| Material provided |
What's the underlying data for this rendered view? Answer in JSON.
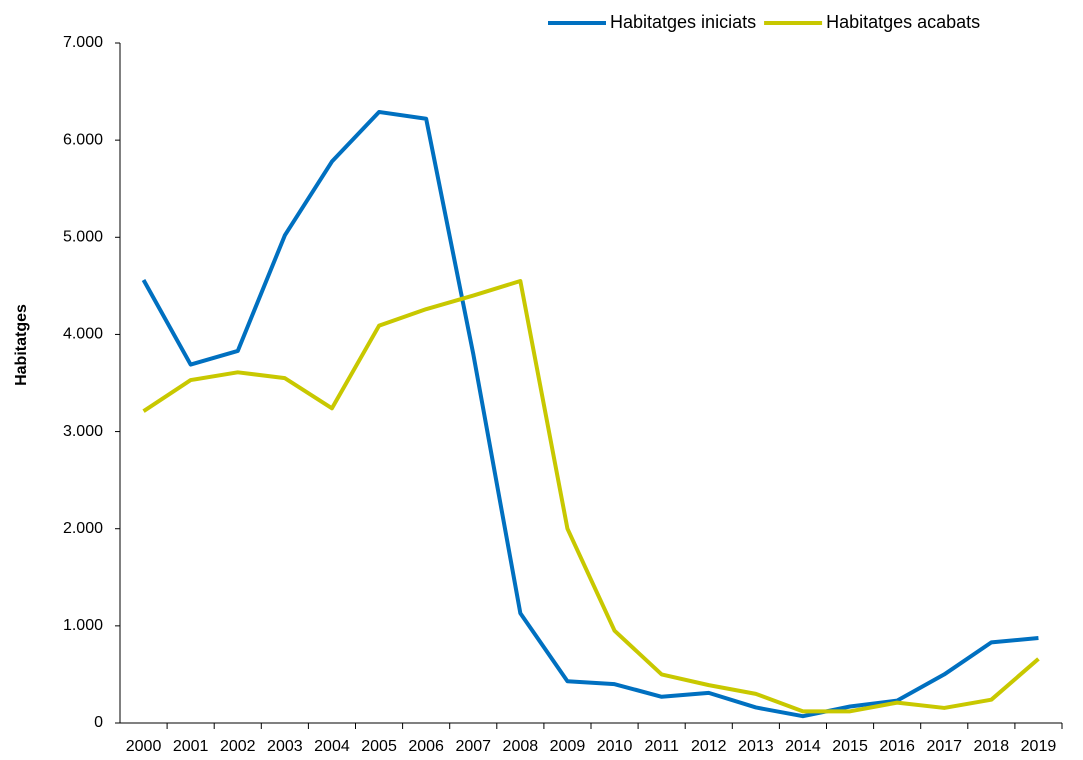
{
  "chart_data": {
    "type": "line",
    "y_label": "Habitatges",
    "categories": [
      "2000",
      "2001",
      "2002",
      "2003",
      "2004",
      "2005",
      "2006",
      "2007",
      "2008",
      "2009",
      "2010",
      "2011",
      "2012",
      "2013",
      "2014",
      "2015",
      "2016",
      "2017",
      "2018",
      "2019"
    ],
    "series": [
      {
        "name": "Habitatges iniciats",
        "color": "#0070c0",
        "values": [
          4560,
          3690,
          3830,
          5020,
          5780,
          6290,
          6220,
          3800,
          1130,
          430,
          400,
          270,
          310,
          160,
          70,
          170,
          230,
          500,
          830,
          875
        ]
      },
      {
        "name": "Habitatges acabats",
        "color": "#c8c800",
        "values": [
          3210,
          3530,
          3610,
          3550,
          3240,
          4090,
          4260,
          4400,
          4550,
          2000,
          950,
          500,
          390,
          300,
          120,
          120,
          210,
          155,
          240,
          660
        ]
      }
    ],
    "ylim": [
      0,
      7000
    ],
    "yticks": [
      0,
      {
        "value": 1000,
        "label": "1.000"
      },
      {
        "value": 2000,
        "label": "2.000"
      },
      {
        "value": 3000,
        "label": "3.000"
      },
      {
        "value": 4000,
        "label": "4.000"
      },
      {
        "value": 5000,
        "label": "5.000"
      },
      {
        "value": 6000,
        "label": "6.000"
      },
      {
        "value": 7000,
        "label": "7.000"
      }
    ],
    "legend": "top-right"
  }
}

| Problem requirements |
Within the data above, pick out all lines holding the word "Habitatges".

| Completed task |
    "y_label": "Habitatges",
        "name": "Habitatges iniciats",
        "name": "Habitatges acabats",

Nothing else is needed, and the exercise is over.